◆ Information supplied
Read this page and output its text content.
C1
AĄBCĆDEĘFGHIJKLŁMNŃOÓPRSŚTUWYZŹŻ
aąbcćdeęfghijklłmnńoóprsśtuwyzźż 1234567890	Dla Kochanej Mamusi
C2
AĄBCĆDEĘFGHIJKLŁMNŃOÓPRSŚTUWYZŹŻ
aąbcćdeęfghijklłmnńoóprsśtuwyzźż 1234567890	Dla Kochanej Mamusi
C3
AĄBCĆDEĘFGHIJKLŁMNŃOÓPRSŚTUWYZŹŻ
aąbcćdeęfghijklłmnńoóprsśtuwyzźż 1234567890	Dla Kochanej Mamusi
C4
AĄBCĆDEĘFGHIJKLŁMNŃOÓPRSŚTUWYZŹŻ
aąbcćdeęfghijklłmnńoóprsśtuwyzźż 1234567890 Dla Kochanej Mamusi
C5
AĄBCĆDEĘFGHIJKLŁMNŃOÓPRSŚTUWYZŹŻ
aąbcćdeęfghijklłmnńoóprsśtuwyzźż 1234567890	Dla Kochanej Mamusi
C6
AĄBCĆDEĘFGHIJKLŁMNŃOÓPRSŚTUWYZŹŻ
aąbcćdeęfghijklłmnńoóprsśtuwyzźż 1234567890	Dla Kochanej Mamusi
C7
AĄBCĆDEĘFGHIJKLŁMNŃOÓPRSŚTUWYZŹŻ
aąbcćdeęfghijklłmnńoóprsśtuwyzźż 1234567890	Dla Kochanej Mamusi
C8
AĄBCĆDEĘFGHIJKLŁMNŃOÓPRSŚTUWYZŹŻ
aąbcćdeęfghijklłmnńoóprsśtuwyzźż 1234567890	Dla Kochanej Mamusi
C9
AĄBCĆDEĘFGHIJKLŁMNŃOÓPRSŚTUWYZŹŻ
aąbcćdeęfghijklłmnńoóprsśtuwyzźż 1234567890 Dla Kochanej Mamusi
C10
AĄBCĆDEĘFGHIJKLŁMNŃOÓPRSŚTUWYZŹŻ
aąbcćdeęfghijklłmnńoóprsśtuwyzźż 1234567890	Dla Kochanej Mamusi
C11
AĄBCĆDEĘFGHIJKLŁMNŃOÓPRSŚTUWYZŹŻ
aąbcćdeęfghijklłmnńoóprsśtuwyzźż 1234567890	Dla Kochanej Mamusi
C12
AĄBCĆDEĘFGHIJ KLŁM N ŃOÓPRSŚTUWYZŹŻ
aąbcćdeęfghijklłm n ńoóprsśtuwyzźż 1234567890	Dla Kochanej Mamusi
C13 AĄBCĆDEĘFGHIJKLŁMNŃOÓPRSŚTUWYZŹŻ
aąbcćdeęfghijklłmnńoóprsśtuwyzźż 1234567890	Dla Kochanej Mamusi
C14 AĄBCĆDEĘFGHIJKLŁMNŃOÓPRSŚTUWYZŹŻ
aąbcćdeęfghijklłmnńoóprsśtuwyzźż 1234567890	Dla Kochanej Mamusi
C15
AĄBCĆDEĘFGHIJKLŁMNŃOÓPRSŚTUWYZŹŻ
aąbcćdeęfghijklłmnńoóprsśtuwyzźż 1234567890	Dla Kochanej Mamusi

◆ Given task
Write out every line of the material again, exactly as it reads.

◆ The answer
Read this page and output its text content.
C1
AĄBCĆDEĘFGHIJKLŁMNŃOÓPRSŚTUWYZŹŻ
aąbcćdeęfghijklłmnńoóprsśtuwyzźż 1234567890	Dla Kochanej Mamusi
C2
AĄBCĆDEĘFGHIJKLŁMNŃOÓPRSŚTUWYZŹŻ
aąbcćdeęfghijklłmnńoóprsśtuwyzźż 1234567890	Dla Kochanej Mamusi
C3
AĄBCĆDEĘFGHIJKLŁMNŃOÓPRSŚTUWYZŹŻ
aąbcćdeęfghijklłmnńoóprsśtuwyzźż 1234567890	Dla Kochanej Mamusi
C4
AĄBCĆDEĘFGHIJKLŁMNŃOÓPRSŚTUWYZŹŻ
aąbcćdeęfghijklłmnńoóprsśtuwyzźż 1234567890 Dla Kochanej Mamusi
C5
AĄBCĆDEĘFGHIJKLŁMNŃOÓPRSŚTUWYZŹŻ
aąbcćdeęfghijklłmnńoóprsśtuwyzźż 1234567890	Dla Kochanej Mamusi
C6
AĄBCĆDEĘFGHIJKLŁMNŃOÓPRSŚTUWYZŹŻ
aąbcćdeęfghijklłmnńoóprsśtuwyzźż 1234567890	Dla Kochanej Mamusi
C7
AĄBCĆDEĘFGHIJKLŁMNŃOÓPRSŚTUWYZŹŻ
aąbcćdeęfghijklłmnńoóprsśtuwyzźż 1234567890	Dla Kochanej Mamusi
C8
AĄBCĆDEĘFGHIJKLŁMNŃOÓPRSŚTUWYZŹŻ
aąbcćdeęfghijklłmnńoóprsśtuwyzźż 1234567890	Dla Kochanej Mamusi
C9
AĄBCĆDEĘFGHIJKLŁMNŃOÓPRSŚTUWYZŹŻ
aąbcćdeęfghijklłmnńoóprsśtuwyzźż 1234567890 Dla Kochanej Mamusi
C10
AĄBCĆDEĘFGHIJKLŁMNŃOÓPRSŚTUWYZŹŻ
aąbcćdeęfghijklłmnńoóprsśtuwyzźż 1234567890	Dla Kochanej Mamusi
C11
AĄBCĆDEĘFGHIJKLŁMNŃOÓPRSŚTUWYZŹŻ
aąbcćdeęfghijklłmnńoóprsśtuwyzźż 1234567890	Dla Kochanej Mamusi
C12
AĄBCĆDEĘFGHIJ KLŁM N ŃOÓPRSŚTUWYZŹŻ
aąbcćdeęfghijklłm n ńoóprsśtuwyzźż 1234567890	Dla Kochanej Mamusi
C13 AĄBCĆDEĘFGHIJKLŁMNŃOÓPRSŚTUWYZŹŻ
aąbcćdeęfghijklłmnńoóprsśtuwyzźż 1234567890	Dla Kochanej Mamusi
C14 AĄBCĆDEĘFGHIJKLŁMNŃOÓPRSŚTUWYZŹŻ
aąbcćdeęfghijklłmnńoóprsśtuwyzźż 1234567890	Dla Kochanej Mamusi
C15
AĄBCĆDEĘFGHIJKLŁMNŃOÓPRSŚTUWYZŹŻ
aąbcćdeęfghijklłmnńoóprsśtuwyzźż 1234567890	Dla Kochanej Mamusi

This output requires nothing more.